## [To do]
Can you pull out each line of the data below that includes the word "vertical"?

Dataset listings of figures
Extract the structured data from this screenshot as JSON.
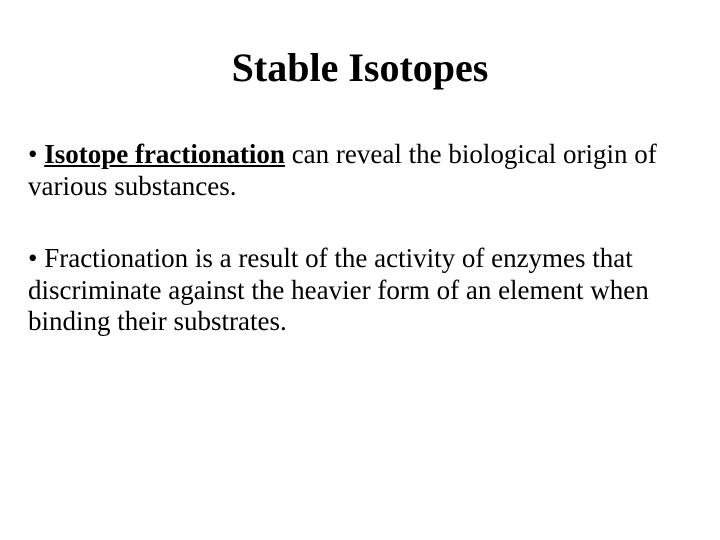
{
  "slide": {
    "title": "Stable Isotopes",
    "title_fontsize": 40,
    "title_fontweight": "bold",
    "title_align": "center",
    "body_fontsize": 27,
    "text_color": "#000000",
    "background_color": "#ffffff",
    "font_family": "Times New Roman",
    "bullets": [
      {
        "marker": "• ",
        "keyword": "Isotope fractionation",
        "rest": " can reveal the biological origin of various substances.",
        "keyword_style": {
          "bold": true,
          "underline": true
        }
      },
      {
        "marker": "• ",
        "keyword": "",
        "rest": "Fractionation is a result of the activity of enzymes that discriminate against the heavier form of an element when binding their substrates."
      }
    ]
  }
}
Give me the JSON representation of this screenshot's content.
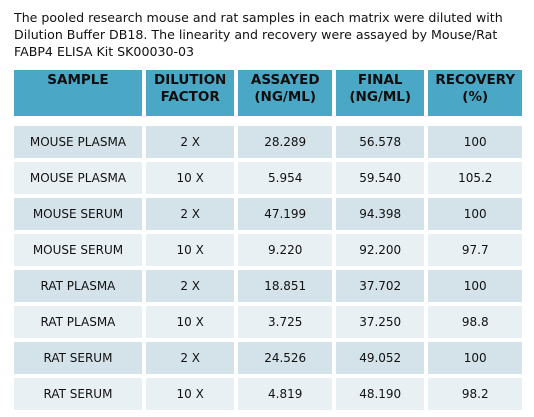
{
  "intro": {
    "line1": "The pooled research mouse and rat samples in each matrix were diluted with",
    "line2": "Dilution Buffer DB18. The linearity and recovery were assayed by Mouse/Rat",
    "line3": "FABP4 ELISA Kit  SK00030-03"
  },
  "table": {
    "headers": [
      {
        "line1": "SAMPLE",
        "line2": ""
      },
      {
        "line1": "DILUTION",
        "line2": "FACTOR"
      },
      {
        "line1": "ASSAYED",
        "line2": "(NG/ML)"
      },
      {
        "line1": "FINAL",
        "line2": "(NG/ML)"
      },
      {
        "line1": "RECOVERY",
        "line2": "(%)"
      }
    ],
    "rows": [
      {
        "sample": "MOUSE PLASMA",
        "dilution": "2 X",
        "assayed": "28.289",
        "final": "56.578",
        "recovery": "100"
      },
      {
        "sample": "MOUSE PLASMA",
        "dilution": "10 X",
        "assayed": "5.954",
        "final": "59.540",
        "recovery": "105.2"
      },
      {
        "sample": "MOUSE SERUM",
        "dilution": "2 X",
        "assayed": "47.199",
        "final": "94.398",
        "recovery": "100"
      },
      {
        "sample": "MOUSE SERUM",
        "dilution": "10 X",
        "assayed": "9.220",
        "final": "92.200",
        "recovery": "97.7"
      },
      {
        "sample": "RAT PLASMA",
        "dilution": "2 X",
        "assayed": "18.851",
        "final": "37.702",
        "recovery": "100"
      },
      {
        "sample": "RAT PLASMA",
        "dilution": "10 X",
        "assayed": "3.725",
        "final": "37.250",
        "recovery": "98.8"
      },
      {
        "sample": "RAT SERUM",
        "dilution": "2 X",
        "assayed": "24.526",
        "final": "49.052",
        "recovery": "100"
      },
      {
        "sample": "RAT SERUM",
        "dilution": "10 X",
        "assayed": "4.819",
        "final": "48.190",
        "recovery": "98.2"
      }
    ]
  },
  "colors": {
    "header_bg": "#4aa8c6",
    "row_bg": "#d4e3ea",
    "row_alt_bg": "#e9f0f3"
  }
}
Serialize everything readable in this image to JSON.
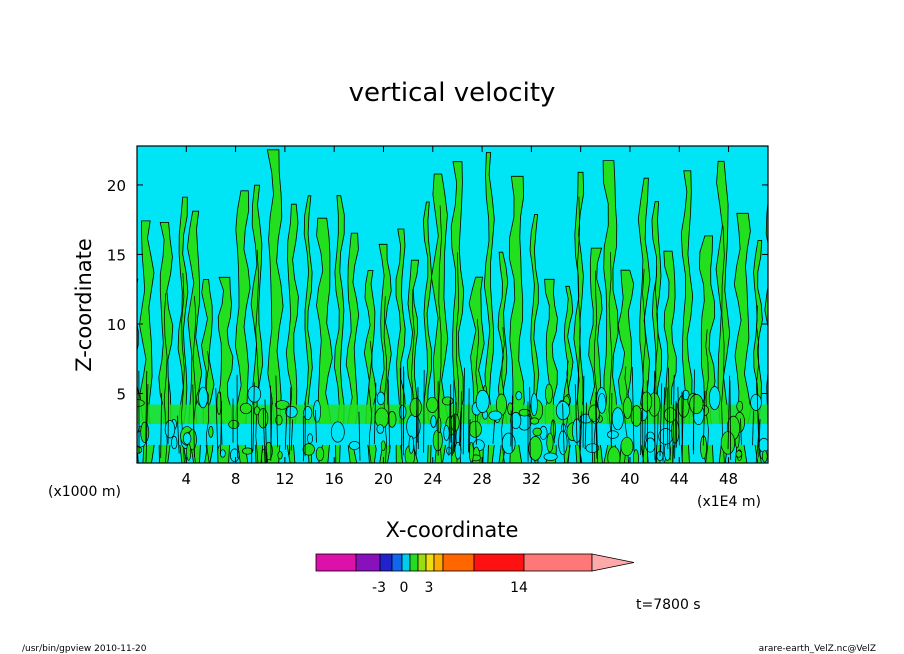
{
  "chart_data": {
    "type": "heatmap",
    "title": "vertical velocity",
    "xlabel": "X-coordinate",
    "ylabel": "Z-coordinate",
    "x_units_left": "(x1000 m)",
    "x_units_right": "(x1E4 m)",
    "xlim": [
      0,
      51.2
    ],
    "ylim": [
      0,
      22.8
    ],
    "x_ticks": [
      "4",
      "8",
      "12",
      "16",
      "20",
      "24",
      "28",
      "32",
      "36",
      "40",
      "44",
      "48"
    ],
    "y_ticks": [
      "5",
      "10",
      "15",
      "20"
    ],
    "x_tick_values": [
      4,
      8,
      12,
      16,
      20,
      24,
      28,
      32,
      36,
      40,
      44,
      48
    ],
    "y_tick_values": [
      5,
      10,
      15,
      20
    ],
    "grid": false,
    "pattern": "alternating vertical plumes of positive and negative vertical velocity; dense small-scale cells below z≈5 with a negative band near z≈1.5–2.5",
    "colorbar": {
      "labels": [
        "-3",
        "0",
        "3",
        "14"
      ],
      "label_values": [
        -3,
        0,
        3,
        14
      ],
      "colors": [
        "#dd11aa",
        "#8811bb",
        "#2222cc",
        "#1166ee",
        "#00ccee",
        "#22dd22",
        "#99dd11",
        "#eedd11",
        "#ffaa00",
        "#ff6600",
        "#ff1111",
        "#ff7777",
        "#ffaaaa"
      ]
    },
    "fill_colors": {
      "negative": "#00e5f5",
      "positive": "#22e01e"
    },
    "time_label": "t=7800 s"
  },
  "footer": {
    "left": "/usr/bin/gpview   2010-11-20",
    "right": "arare-earth_VelZ.nc@VelZ"
  }
}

## [Output]
    "title": "vertical velocity",
    "pattern": "alternating vertical plumes of positive and negative vertical velocity; dense small-scale cells below z≈5 with a negative band near z≈1.5–2.5",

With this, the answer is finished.